-- begin --
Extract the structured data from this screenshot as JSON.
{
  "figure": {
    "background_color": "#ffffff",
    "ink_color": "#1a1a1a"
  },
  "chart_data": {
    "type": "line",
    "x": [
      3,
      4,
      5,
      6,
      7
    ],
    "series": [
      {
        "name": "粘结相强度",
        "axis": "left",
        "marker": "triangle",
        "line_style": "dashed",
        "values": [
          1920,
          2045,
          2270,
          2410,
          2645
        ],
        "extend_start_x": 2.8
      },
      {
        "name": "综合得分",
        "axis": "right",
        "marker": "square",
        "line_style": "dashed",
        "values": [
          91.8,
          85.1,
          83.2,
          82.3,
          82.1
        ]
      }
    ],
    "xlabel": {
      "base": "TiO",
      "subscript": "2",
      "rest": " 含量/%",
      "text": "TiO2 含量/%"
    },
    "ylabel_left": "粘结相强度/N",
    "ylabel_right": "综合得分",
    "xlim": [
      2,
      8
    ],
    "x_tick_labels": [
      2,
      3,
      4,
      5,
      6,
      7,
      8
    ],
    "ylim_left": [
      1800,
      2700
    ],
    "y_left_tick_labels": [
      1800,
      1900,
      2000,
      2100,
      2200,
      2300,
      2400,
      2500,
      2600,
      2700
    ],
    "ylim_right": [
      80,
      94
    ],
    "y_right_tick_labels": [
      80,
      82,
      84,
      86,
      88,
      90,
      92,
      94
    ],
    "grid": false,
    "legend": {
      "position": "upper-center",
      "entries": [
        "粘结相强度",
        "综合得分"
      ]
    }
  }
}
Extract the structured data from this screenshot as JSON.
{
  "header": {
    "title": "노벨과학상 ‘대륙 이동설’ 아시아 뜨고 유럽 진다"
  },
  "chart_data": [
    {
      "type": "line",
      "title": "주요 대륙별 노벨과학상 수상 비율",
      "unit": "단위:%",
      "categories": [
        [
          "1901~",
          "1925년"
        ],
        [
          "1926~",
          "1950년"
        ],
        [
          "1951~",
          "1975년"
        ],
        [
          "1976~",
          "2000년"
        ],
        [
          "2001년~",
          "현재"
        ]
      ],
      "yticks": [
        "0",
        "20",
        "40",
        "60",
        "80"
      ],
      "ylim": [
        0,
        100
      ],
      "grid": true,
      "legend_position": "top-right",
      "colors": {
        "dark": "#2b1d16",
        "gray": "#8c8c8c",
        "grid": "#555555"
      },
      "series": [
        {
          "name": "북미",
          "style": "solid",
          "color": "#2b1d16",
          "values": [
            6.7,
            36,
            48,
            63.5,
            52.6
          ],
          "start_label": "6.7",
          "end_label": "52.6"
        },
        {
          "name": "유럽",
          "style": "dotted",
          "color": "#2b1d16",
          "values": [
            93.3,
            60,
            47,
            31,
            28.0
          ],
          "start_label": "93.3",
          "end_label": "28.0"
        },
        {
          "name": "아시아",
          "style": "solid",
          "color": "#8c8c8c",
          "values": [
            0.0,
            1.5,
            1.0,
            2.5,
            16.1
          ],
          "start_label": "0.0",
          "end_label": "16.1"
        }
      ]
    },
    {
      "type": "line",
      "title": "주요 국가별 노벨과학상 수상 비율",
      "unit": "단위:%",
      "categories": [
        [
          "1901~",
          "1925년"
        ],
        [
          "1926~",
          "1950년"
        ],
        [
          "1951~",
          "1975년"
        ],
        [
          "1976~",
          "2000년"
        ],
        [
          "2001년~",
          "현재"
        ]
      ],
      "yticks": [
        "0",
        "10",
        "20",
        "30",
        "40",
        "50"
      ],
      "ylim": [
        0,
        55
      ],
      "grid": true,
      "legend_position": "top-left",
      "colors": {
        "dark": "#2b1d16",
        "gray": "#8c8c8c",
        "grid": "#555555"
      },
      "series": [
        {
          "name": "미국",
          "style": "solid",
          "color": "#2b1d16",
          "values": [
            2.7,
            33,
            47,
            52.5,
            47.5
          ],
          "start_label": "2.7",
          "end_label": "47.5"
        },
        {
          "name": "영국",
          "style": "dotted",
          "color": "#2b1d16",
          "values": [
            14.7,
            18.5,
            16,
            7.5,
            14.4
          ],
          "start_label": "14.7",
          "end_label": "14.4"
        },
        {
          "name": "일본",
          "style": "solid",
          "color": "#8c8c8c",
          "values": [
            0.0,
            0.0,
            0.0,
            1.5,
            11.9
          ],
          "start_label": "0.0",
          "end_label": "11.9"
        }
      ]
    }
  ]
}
-- end --
*Instructions to follow*
Every record shown above must be echoed exactly.

*Final result*
Extract the structured data from this screenshot as JSON.
{
  "figure": {
    "background_color": "#ffffff",
    "ink_color": "#1a1a1a"
  },
  "chart_data": {
    "type": "line",
    "x": [
      3,
      4,
      5,
      6,
      7
    ],
    "series": [
      {
        "name": "粘结相强度",
        "axis": "left",
        "marker": "triangle",
        "line_style": "dashed",
        "values": [
          1920,
          2045,
          2270,
          2410,
          2645
        ],
        "extend_start_x": 2.8
      },
      {
        "name": "综合得分",
        "axis": "right",
        "marker": "square",
        "line_style": "dashed",
        "values": [
          91.8,
          85.1,
          83.2,
          82.3,
          82.1
        ]
      }
    ],
    "xlabel": {
      "base": "TiO",
      "subscript": "2",
      "rest": " 含量/%",
      "text": "TiO2 含量/%"
    },
    "ylabel_left": "粘结相强度/N",
    "ylabel_right": "综合得分",
    "xlim": [
      2,
      8
    ],
    "x_tick_labels": [
      2,
      3,
      4,
      5,
      6,
      7,
      8
    ],
    "ylim_left": [
      1800,
      2700
    ],
    "y_left_tick_labels": [
      1800,
      1900,
      2000,
      2100,
      2200,
      2300,
      2400,
      2500,
      2600,
      2700
    ],
    "ylim_right": [
      80,
      94
    ],
    "y_right_tick_labels": [
      80,
      82,
      84,
      86,
      88,
      90,
      92,
      94
    ],
    "grid": false,
    "legend": {
      "position": "upper-center",
      "entries": [
        "粘结相强度",
        "综合得分"
      ]
    }
  }
}
Extract the structured data from this screenshot as JSON.
{
  "header": {
    "title": "노벨과학상 ‘대륙 이동설’ 아시아 뜨고 유럽 진다"
  },
  "chart_data": [
    {
      "type": "line",
      "title": "주요 대륙별 노벨과학상 수상 비율",
      "unit": "단위:%",
      "categories": [
        [
          "1901~",
          "1925년"
        ],
        [
          "1926~",
          "1950년"
        ],
        [
          "1951~",
          "1975년"
        ],
        [
          "1976~",
          "2000년"
        ],
        [
          "2001년~",
          "현재"
        ]
      ],
      "yticks": [
        "0",
        "20",
        "40",
        "60",
        "80"
      ],
      "ylim": [
        0,
        100
      ],
      "grid": true,
      "legend_position": "top-right",
      "colors": {
        "dark": "#2b1d16",
        "gray": "#8c8c8c",
        "grid": "#555555"
      },
      "series": [
        {
          "name": "북미",
          "style": "solid",
          "color": "#2b1d16",
          "values": [
            6.7,
            36,
            48,
            63.5,
            52.6
          ],
          "start_label": "6.7",
          "end_label": "52.6"
        },
        {
          "name": "유럽",
          "style": "dotted",
          "color": "#2b1d16",
          "values": [
            93.3,
            60,
            47,
            31,
            28.0
          ],
          "start_label": "93.3",
          "end_label": "28.0"
        },
        {
          "name": "아시아",
          "style": "solid",
          "color": "#8c8c8c",
          "values": [
            0.0,
            1.5,
            1.0,
            2.5,
            16.1
          ],
          "start_label": "0.0",
          "end_label": "16.1"
        }
      ]
    },
    {
      "type": "line",
      "title": "주요 국가별 노벨과학상 수상 비율",
      "unit": "단위:%",
      "categories": [
        [
          "1901~",
          "1925년"
        ],
        [
          "1926~",
          "1950년"
        ],
        [
          "1951~",
          "1975년"
        ],
        [
          "1976~",
          "2000년"
        ],
        [
          "2001년~",
          "현재"
        ]
      ],
      "yticks": [
        "0",
        "10",
        "20",
        "30",
        "40",
        "50"
      ],
      "ylim": [
        0,
        55
      ],
      "grid": true,
      "legend_position": "top-left",
      "colors": {
        "dark": "#2b1d16",
        "gray": "#8c8c8c",
        "grid": "#555555"
      },
      "series": [
        {
          "name": "미국",
          "style": "solid",
          "color": "#2b1d16",
          "values": [
            2.7,
            33,
            47,
            52.5,
            47.5
          ],
          "start_label": "2.7",
          "end_label": "47.5"
        },
        {
          "name": "영국",
          "style": "dotted",
          "color": "#2b1d16",
          "values": [
            14.7,
            18.5,
            16,
            7.5,
            14.4
          ],
          "start_label": "14.7",
          "end_label": "14.4"
        },
        {
          "name": "일본",
          "style": "solid",
          "color": "#8c8c8c",
          "values": [
            0.0,
            0.0,
            0.0,
            1.5,
            11.9
          ],
          "start_label": "0.0",
          "end_label": "11.9"
        }
      ]
    }
  ]
}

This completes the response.